EXCERPTED TEXT —
────

When we would get home from therapy, which we went to for seven years, I could feel an underlying silent anger and resentment from him. He would then go off to work, and I would continue, as per the instructions from our therapists, to look for my next negative feeling. In the end, we couldn’t find anything positive about our relationship. We grew weary of focusing on what wasn’t working and stopped communicating altogether.
They say once communication stops, the relationship is over. This was the case for us. It was the result and risk of life without positivity, what the current popular trend called positive psychology is. After my divorce, I jumped right back into positive optimistic thinking and let all of my negative feelings take a backseat. I did a complete 180.
My next relationship was with a man who was overly optimistic. He was the opposite of my ex who was pessimistic. Tom lifted me up with his words and joy for having fun. Jim made me feel small and inadequate with his constant put downs, name calling, and anger. The truth is neither of these men worked for me. One needed to be high and happy all the time and drank and socialized to keep that reality going for him. The other needed to overwork and be stressed so he could remain on the edge of anger and misery. I left them both.
In seeking to find balance and personal truth, I pursued a ten-year training in kundalini yoga, which has been referred to as the yoga of awareness and the most spiritual form of yoga. It was during this training I learned the value of both the negative and the positive. To the yogis, the goal is equanimity or neutrality, not positivity or negativity.
Learning to embrace both was the goal. I learned how to sit still and be in either state, and value both. I wasn’t forcing one or the other; the practice was about the pursuit of truth. My truth, the good, the bad, and sometimes, the ugly.
The pervasive “be positive” trend of today will always swing us into periods of doubt and confusion. After making a valiant effort to think the right things, say the right things, and visualize the right things and then things don’t change, we can find ourselves thinking, “I must be doing something wrong” or “There’s something wrong with me.”

────

DATA PROVIDED —
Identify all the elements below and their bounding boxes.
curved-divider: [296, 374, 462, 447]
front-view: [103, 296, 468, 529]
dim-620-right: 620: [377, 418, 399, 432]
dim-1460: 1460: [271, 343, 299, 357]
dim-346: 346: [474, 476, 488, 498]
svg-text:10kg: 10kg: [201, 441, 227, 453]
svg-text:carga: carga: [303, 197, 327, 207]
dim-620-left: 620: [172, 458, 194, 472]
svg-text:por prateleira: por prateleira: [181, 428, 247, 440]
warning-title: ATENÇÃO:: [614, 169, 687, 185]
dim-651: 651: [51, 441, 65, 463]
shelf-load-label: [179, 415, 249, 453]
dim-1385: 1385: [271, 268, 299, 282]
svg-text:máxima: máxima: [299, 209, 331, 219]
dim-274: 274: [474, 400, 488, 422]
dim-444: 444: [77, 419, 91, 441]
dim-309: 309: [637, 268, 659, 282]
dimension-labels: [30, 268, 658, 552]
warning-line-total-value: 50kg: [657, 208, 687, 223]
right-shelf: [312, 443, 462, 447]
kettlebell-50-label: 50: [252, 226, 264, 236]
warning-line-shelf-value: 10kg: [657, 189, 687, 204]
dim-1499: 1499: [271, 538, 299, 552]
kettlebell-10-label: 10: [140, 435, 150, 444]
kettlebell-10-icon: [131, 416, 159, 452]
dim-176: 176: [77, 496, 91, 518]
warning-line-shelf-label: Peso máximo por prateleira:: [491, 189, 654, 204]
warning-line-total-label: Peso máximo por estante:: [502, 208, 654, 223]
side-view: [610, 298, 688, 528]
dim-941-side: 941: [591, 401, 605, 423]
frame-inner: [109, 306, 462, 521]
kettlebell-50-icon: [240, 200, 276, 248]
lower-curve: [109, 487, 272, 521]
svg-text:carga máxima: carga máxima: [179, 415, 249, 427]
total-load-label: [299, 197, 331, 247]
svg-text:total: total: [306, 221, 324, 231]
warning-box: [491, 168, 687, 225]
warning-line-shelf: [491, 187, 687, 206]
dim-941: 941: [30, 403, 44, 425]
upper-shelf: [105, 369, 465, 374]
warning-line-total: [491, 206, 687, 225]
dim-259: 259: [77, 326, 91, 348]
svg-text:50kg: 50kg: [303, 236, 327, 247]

────

WORK REQUEST A —
Summarize the essay on positivity and negativity in three sentences.
WORK REQUEST B —
In the essay on positivity and negativity, what do the yogis hold the goal to be?
WORK REQUEST C —
In the essay on positivity and negativity, rewrite the passage starting with "They say once" and going on through "left them both.", substituting "upbeat" for "optimistic" throughout.

PROBLEM SOLUTION A —
After seven years of therapy spent looking for negative feelings, the writer and the writer's husband stopped communicating, and the marriage ended in divorce. The writer then swung fully to positive thinking and a relationship with an overly optimistic man, but neither he nor the pessimistic ex worked out. A ten-year kundalini yoga training taught the writer to value both negative and positive states and to seek equanimity rather than positivity.

PROBLEM SOLUTION B —
Equanimity or neutrality, not positivity or negativity.

PROBLEM SOLUTION C —
They say once communication stops, the relationship is over. This was the case for us. It was the result and risk of life without positivity, what the current popular trend called positive psychology is. After my divorce, I jumped right back into positive upbeat thinking and let all of my negative feelings take a backseat. I did a complete 180.
My next relationship was with a man who was overly upbeat. He was the opposite of my ex who was pessimistic. Tom lifted me up with his words and joy for having fun. Jim made me feel small and inadequate with his constant put downs, name calling, and anger. The truth is neither of these men worked for me. One needed to be high and happy all the time and drank and socialized to keep that reality going for him. The other needed to overwork and be stressed so he could remain on the edge of anger and misery. I left them both.